**What is being asked**
Your task is to give the listing below back word for word, pictures excluded.

--- begin Entries ---

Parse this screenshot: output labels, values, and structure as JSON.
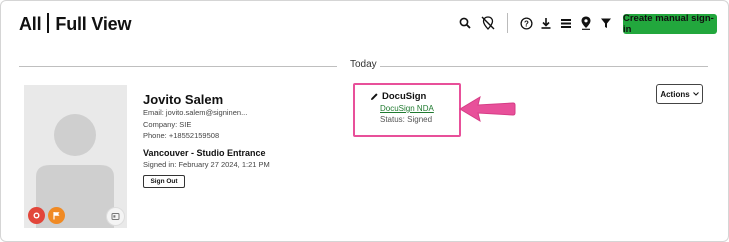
{
  "header": {
    "title_left": "All",
    "title_right": "Full View",
    "create_button": "Create manual sign-in",
    "toolbar_icons": [
      "search-icon",
      "hide-location-icon",
      "help-icon",
      "download-icon",
      "list-icon",
      "location-pin-icon",
      "filter-icon"
    ]
  },
  "timeline": {
    "date_label": "Today"
  },
  "visitor": {
    "name": "Jovito Salem",
    "email": "Email: jovito.salem@signinen...",
    "company": "Company: SIE",
    "phone": "Phone: +18552159508",
    "location": "Vancouver - Studio Entrance",
    "signed_in": "Signed in: February 27 2024, 1:21 PM",
    "sign_out_label": "Sign Out"
  },
  "document": {
    "title": "DocuSign",
    "link": "DocuSign NDA",
    "status": "Status: Signed"
  },
  "actions": {
    "label": "Actions"
  },
  "colors": {
    "accent": "#22a73d",
    "highlight": "#e8509a",
    "badge_red": "#e2463a",
    "badge_orange": "#f08a24"
  }
}
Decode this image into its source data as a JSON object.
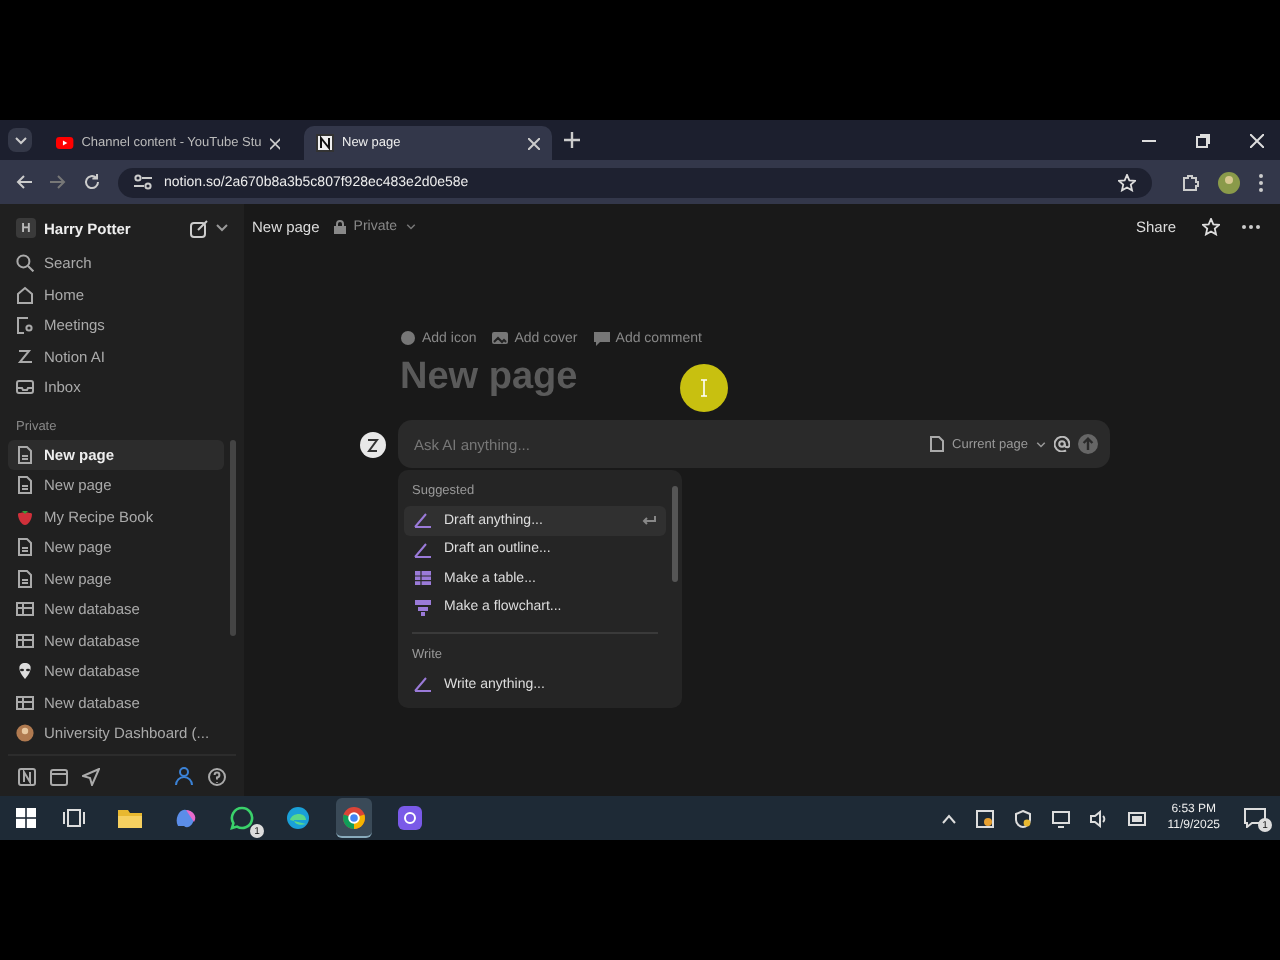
{
  "browser": {
    "tabs": [
      {
        "title": "Channel content - YouTube Stu",
        "kind": "youtube",
        "selected": false
      },
      {
        "title": "New page",
        "kind": "notion",
        "selected": true
      }
    ],
    "address": "notion.so/2a670b8a3b5c807f928ec483e2d0e58e"
  },
  "sidebar": {
    "workspace_initial": "H",
    "workspace": "Harry Potter",
    "nav": [
      {
        "label": "Search",
        "kind": "search"
      },
      {
        "label": "Home",
        "kind": "home"
      },
      {
        "label": "Meetings",
        "kind": "meetings"
      },
      {
        "label": "Notion AI",
        "kind": "ai"
      },
      {
        "label": "Inbox",
        "kind": "inbox"
      }
    ],
    "section": "Private",
    "pages": [
      {
        "label": "New page",
        "kind": "page",
        "selected": true
      },
      {
        "label": "New page",
        "kind": "page",
        "selected": false
      },
      {
        "label": "My Recipe Book",
        "kind": "strawberry",
        "selected": false
      },
      {
        "label": "New page",
        "kind": "page",
        "selected": false
      },
      {
        "label": "New page",
        "kind": "page",
        "selected": false
      },
      {
        "label": "New database",
        "kind": "database",
        "selected": false
      },
      {
        "label": "New database",
        "kind": "database",
        "selected": false
      },
      {
        "label": "New database",
        "kind": "alien",
        "selected": false
      },
      {
        "label": "New database",
        "kind": "database",
        "selected": false
      },
      {
        "label": "University Dashboard (...",
        "kind": "avatar",
        "selected": false
      }
    ]
  },
  "page": {
    "breadcrumb": "New page",
    "privacy": "Private",
    "share": "Share",
    "actions": [
      {
        "label": "Add icon",
        "kind": "icon"
      },
      {
        "label": "Add cover",
        "kind": "cover"
      },
      {
        "label": "Add comment",
        "kind": "comment"
      }
    ],
    "title_placeholder": "New page",
    "ai": {
      "placeholder": "Ask AI anything...",
      "scope": "Current page",
      "menu": [
        {
          "heading": "Suggested",
          "items": [
            {
              "label": "Draft anything...",
              "kind": "pen",
              "selected": true
            },
            {
              "label": "Draft an outline...",
              "kind": "pen",
              "selected": false
            },
            {
              "label": "Make a table...",
              "kind": "table",
              "selected": false
            },
            {
              "label": "Make a flowchart...",
              "kind": "flowchart",
              "selected": false
            }
          ]
        },
        {
          "heading": "Write",
          "items": [
            {
              "label": "Write anything...",
              "kind": "pen",
              "selected": false
            }
          ]
        }
      ]
    }
  },
  "taskbar": {
    "apps": [
      {
        "kind": "taskview",
        "selected": false
      },
      {
        "kind": "folder",
        "selected": false
      },
      {
        "kind": "copilot",
        "selected": false
      },
      {
        "kind": "chat",
        "selected": false,
        "badge": "1"
      },
      {
        "kind": "edge",
        "selected": false
      },
      {
        "kind": "chrome",
        "selected": true
      },
      {
        "kind": "purple",
        "selected": false
      }
    ],
    "time": "6:53 PM",
    "date": "11/9/2025",
    "notifications": "1"
  }
}
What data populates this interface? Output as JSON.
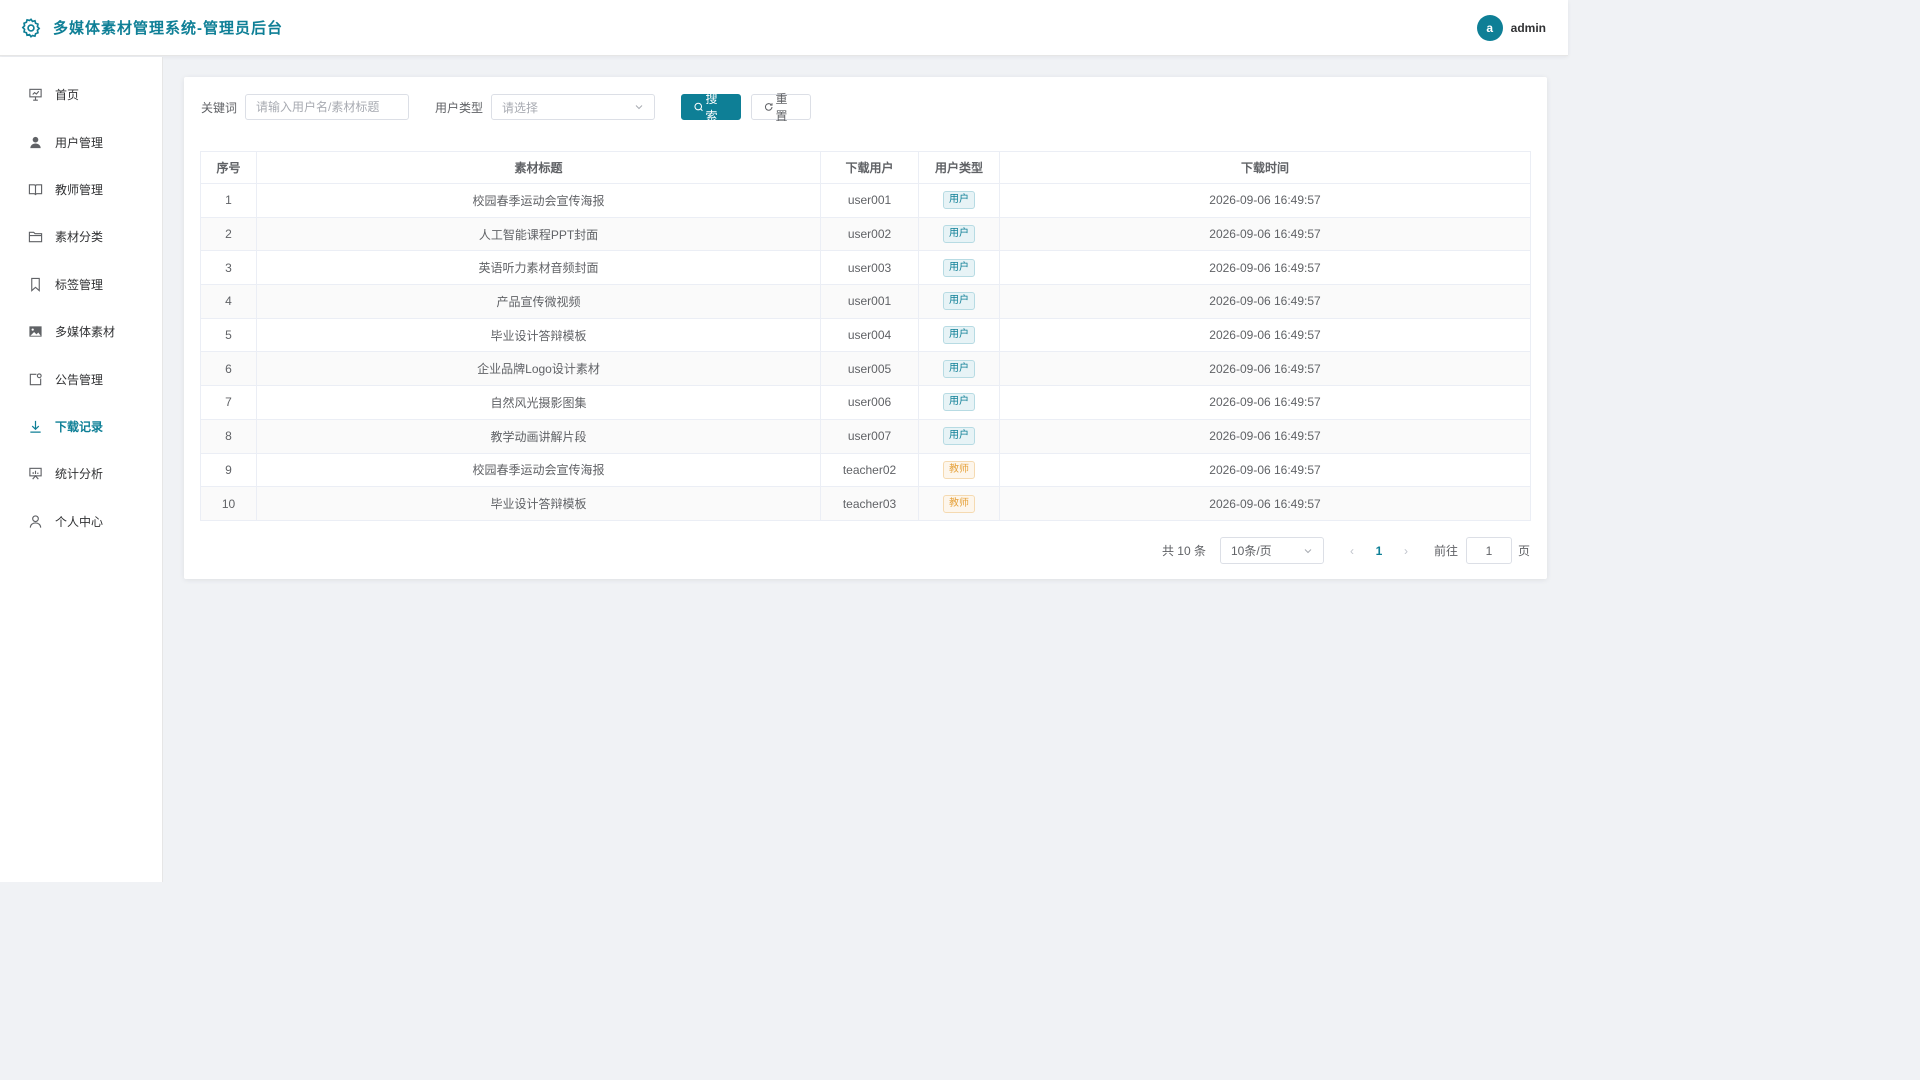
{
  "header": {
    "title": "多媒体素材管理系统-管理员后台",
    "avatar_letter": "a",
    "username": "admin"
  },
  "sidebar": {
    "items": [
      {
        "label": "首页",
        "icon": "presentation-icon"
      },
      {
        "label": "用户管理",
        "icon": "user-icon"
      },
      {
        "label": "教师管理",
        "icon": "book-icon"
      },
      {
        "label": "素材分类",
        "icon": "folder-icon"
      },
      {
        "label": "标签管理",
        "icon": "bookmark-icon"
      },
      {
        "label": "多媒体素材",
        "icon": "image-icon"
      },
      {
        "label": "公告管理",
        "icon": "notice-icon"
      },
      {
        "label": "下载记录",
        "icon": "download-icon",
        "active": true
      },
      {
        "label": "统计分析",
        "icon": "chart-icon"
      },
      {
        "label": "个人中心",
        "icon": "person-icon"
      }
    ]
  },
  "filter": {
    "keyword_label": "关键词",
    "keyword_placeholder": "请输入用户名/素材标题",
    "usertype_label": "用户类型",
    "usertype_placeholder": "请选择",
    "search_label": "搜索",
    "reset_label": "重置"
  },
  "table": {
    "columns": [
      "序号",
      "素材标题",
      "下载用户",
      "用户类型",
      "下载时间"
    ],
    "rows": [
      {
        "index": "1",
        "title": "校园春季运动会宣传海报",
        "user": "user001",
        "type": "用户",
        "time": "2026-09-06 16:49:57"
      },
      {
        "index": "2",
        "title": "人工智能课程PPT封面",
        "user": "user002",
        "type": "用户",
        "time": "2026-09-06 16:49:57"
      },
      {
        "index": "3",
        "title": "英语听力素材音频封面",
        "user": "user003",
        "type": "用户",
        "time": "2026-09-06 16:49:57"
      },
      {
        "index": "4",
        "title": "产品宣传微视频",
        "user": "user001",
        "type": "用户",
        "time": "2026-09-06 16:49:57"
      },
      {
        "index": "5",
        "title": "毕业设计答辩模板",
        "user": "user004",
        "type": "用户",
        "time": "2026-09-06 16:49:57"
      },
      {
        "index": "6",
        "title": "企业品牌Logo设计素材",
        "user": "user005",
        "type": "用户",
        "time": "2026-09-06 16:49:57"
      },
      {
        "index": "7",
        "title": "自然风光摄影图集",
        "user": "user006",
        "type": "用户",
        "time": "2026-09-06 16:49:57"
      },
      {
        "index": "8",
        "title": "教学动画讲解片段",
        "user": "user007",
        "type": "用户",
        "time": "2026-09-06 16:49:57"
      },
      {
        "index": "9",
        "title": "校园春季运动会宣传海报",
        "user": "teacher02",
        "type": "教师",
        "time": "2026-09-06 16:49:57"
      },
      {
        "index": "10",
        "title": "毕业设计答辩模板",
        "user": "teacher03",
        "type": "教师",
        "time": "2026-09-06 16:49:57"
      }
    ]
  },
  "pagination": {
    "total": "共 10 条",
    "page_size": "10条/页",
    "current_page": "1",
    "goto_label": "前往",
    "goto_value": "1",
    "page_suffix": "页"
  },
  "colors": {
    "accent": "#0e7f96",
    "teacher_tag": "#e6a23c"
  }
}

--- end Entries ---

**Written answer**
Parse this screenshot: output labels, values, and structure as JSON.
{
  "header": {
    "title_left": "All",
    "title_right": "Full View",
    "create_button": "Create manual sign-in",
    "toolbar_icons": [
      "search-icon",
      "hide-location-icon",
      "help-icon",
      "download-icon",
      "list-icon",
      "location-pin-icon",
      "filter-icon"
    ]
  },
  "timeline": {
    "date_label": "Today"
  },
  "visitor": {
    "name": "Jovito Salem",
    "email": "Email: jovito.salem@signinen...",
    "company": "Company: SIE",
    "phone": "Phone: +18552159508",
    "location": "Vancouver - Studio Entrance",
    "signed_in": "Signed in: February 27 2024, 1:21 PM",
    "sign_out_label": "Sign Out"
  },
  "document": {
    "title": "DocuSign",
    "link": "DocuSign NDA",
    "status": "Status: Signed"
  },
  "actions": {
    "label": "Actions"
  },
  "colors": {
    "accent": "#22a73d",
    "highlight": "#e8509a",
    "badge_red": "#e2463a",
    "badge_orange": "#f08a24"
  }
}
Decode this image into its source data as a JSON object.
{
  "browser": {
    "tabs": [
      {
        "title": "Channel content - YouTube Stu",
        "kind": "youtube",
        "selected": false
      },
      {
        "title": "New page",
        "kind": "notion",
        "selected": true
      }
    ],
    "address": "notion.so/2a670b8a3b5c807f928ec483e2d0e58e"
  },
  "sidebar": {
    "workspace_initial": "H",
    "workspace": "Harry Potter",
    "nav": [
      {
        "label": "Search",
        "kind": "search"
      },
      {
        "label": "Home",
        "kind": "home"
      },
      {
        "label": "Meetings",
        "kind": "meetings"
      },
      {
        "label": "Notion AI",
        "kind": "ai"
      },
      {
        "label": "Inbox",
        "kind": "inbox"
      }
    ],
    "section": "Private",
    "pages": [
      {
        "label": "New page",
        "kind": "page",
        "selected": true
      },
      {
        "label": "New page",
        "kind": "page",
        "selected": false
      },
      {
        "label": "My Recipe Book",
        "kind": "strawberry",
        "selected": false
      },
      {
        "label": "New page",
        "kind": "page",
        "selected": false
      },
      {
        "label": "New page",
        "kind": "page",
        "selected": false
      },
      {
        "label": "New database",
        "kind": "database",
        "selected": false
      },
      {
        "label": "New database",
        "kind": "database",
        "selected": false
      },
      {
        "label": "New database",
        "kind": "alien",
        "selected": false
      },
      {
        "label": "New database",
        "kind": "database",
        "selected": false
      },
      {
        "label": "University Dashboard (...",
        "kind": "avatar",
        "selected": false
      }
    ]
  },
  "page": {
    "breadcrumb": "New page",
    "privacy": "Private",
    "share": "Share",
    "actions": [
      {
        "label": "Add icon",
        "kind": "icon"
      },
      {
        "label": "Add cover",
        "kind": "cover"
      },
      {
        "label": "Add comment",
        "kind": "comment"
      }
    ],
    "title_placeholder": "New page",
    "ai": {
      "placeholder": "Ask AI anything...",
      "scope": "Current page",
      "menu": [
        {
          "heading": "Suggested",
          "items": [
            {
              "label": "Draft anything...",
              "kind": "pen",
              "selected": true
            },
            {
              "label": "Draft an outline...",
              "kind": "pen",
              "selected": false
            },
            {
              "label": "Make a table...",
              "kind": "table",
              "selected": false
            },
            {
              "label": "Make a flowchart...",
              "kind": "flowchart",
              "selected": false
            }
          ]
        },
        {
          "heading": "Write",
          "items": [
            {
              "label": "Write anything...",
              "kind": "pen",
              "selected": false
            }
          ]
        }
      ]
    }
  },
  "taskbar": {
    "apps": [
      {
        "kind": "taskview",
        "selected": false
      },
      {
        "kind": "folder",
        "selected": false
      },
      {
        "kind": "copilot",
        "selected": false
      },
      {
        "kind": "chat",
        "selected": false,
        "badge": "1"
      },
      {
        "kind": "edge",
        "selected": false
      },
      {
        "kind": "chrome",
        "selected": true
      },
      {
        "kind": "purple",
        "selected": false
      }
    ],
    "time": "6:53 PM",
    "date": "11/9/2025",
    "notifications": "1"
  }
}
What data populates this interface? Output as JSON.
{
  "header": {
    "title": "多媒体素材管理系统-管理员后台",
    "avatar_letter": "a",
    "username": "admin"
  },
  "sidebar": {
    "items": [
      {
        "label": "首页",
        "icon": "presentation-icon"
      },
      {
        "label": "用户管理",
        "icon": "user-icon"
      },
      {
        "label": "教师管理",
        "icon": "book-icon"
      },
      {
        "label": "素材分类",
        "icon": "folder-icon"
      },
      {
        "label": "标签管理",
        "icon": "bookmark-icon"
      },
      {
        "label": "多媒体素材",
        "icon": "image-icon"
      },
      {
        "label": "公告管理",
        "icon": "notice-icon"
      },
      {
        "label": "下载记录",
        "icon": "download-icon",
        "active": true
      },
      {
        "label": "统计分析",
        "icon": "chart-icon"
      },
      {
        "label": "个人中心",
        "icon": "person-icon"
      }
    ]
  },
  "filter": {
    "keyword_label": "关键词",
    "keyword_placeholder": "请输入用户名/素材标题",
    "usertype_label": "用户类型",
    "usertype_placeholder": "请选择",
    "search_label": "搜索",
    "reset_label": "重置"
  },
  "table": {
    "columns": [
      "序号",
      "素材标题",
      "下载用户",
      "用户类型",
      "下载时间"
    ],
    "rows": [
      {
        "index": "1",
        "title": "校园春季运动会宣传海报",
        "user": "user001",
        "type": "用户",
        "time": "2026-09-06 16:49:57"
      },
      {
        "index": "2",
        "title": "人工智能课程PPT封面",
        "user": "user002",
        "type": "用户",
        "time": "2026-09-06 16:49:57"
      },
      {
        "index": "3",
        "title": "英语听力素材音频封面",
        "user": "user003",
        "type": "用户",
        "time": "2026-09-06 16:49:57"
      },
      {
        "index": "4",
        "title": "产品宣传微视频",
        "user": "user001",
        "type": "用户",
        "time": "2026-09-06 16:49:57"
      },
      {
        "index": "5",
        "title": "毕业设计答辩模板",
        "user": "user004",
        "type": "用户",
        "time": "2026-09-06 16:49:57"
      },
      {
        "index": "6",
        "title": "企业品牌Logo设计素材",
        "user": "user005",
        "type": "用户",
        "time": "2026-09-06 16:49:57"
      },
      {
        "index": "7",
        "title": "自然风光摄影图集",
        "user": "user006",
        "type": "用户",
        "time": "2026-09-06 16:49:57"
      },
      {
        "index": "8",
        "title": "教学动画讲解片段",
        "user": "user007",
        "type": "用户",
        "time": "2026-09-06 16:49:57"
      },
      {
        "index": "9",
        "title": "校园春季运动会宣传海报",
        "user": "teacher02",
        "type": "教师",
        "time": "2026-09-06 16:49:57"
      },
      {
        "index": "10",
        "title": "毕业设计答辩模板",
        "user": "teacher03",
        "type": "教师",
        "time": "2026-09-06 16:49:57"
      }
    ]
  },
  "pagination": {
    "total": "共 10 条",
    "page_size": "10条/页",
    "current_page": "1",
    "goto_label": "前往",
    "goto_value": "1",
    "page_suffix": "页"
  },
  "colors": {
    "accent": "#0e7f96",
    "teacher_tag": "#e6a23c"
  }
}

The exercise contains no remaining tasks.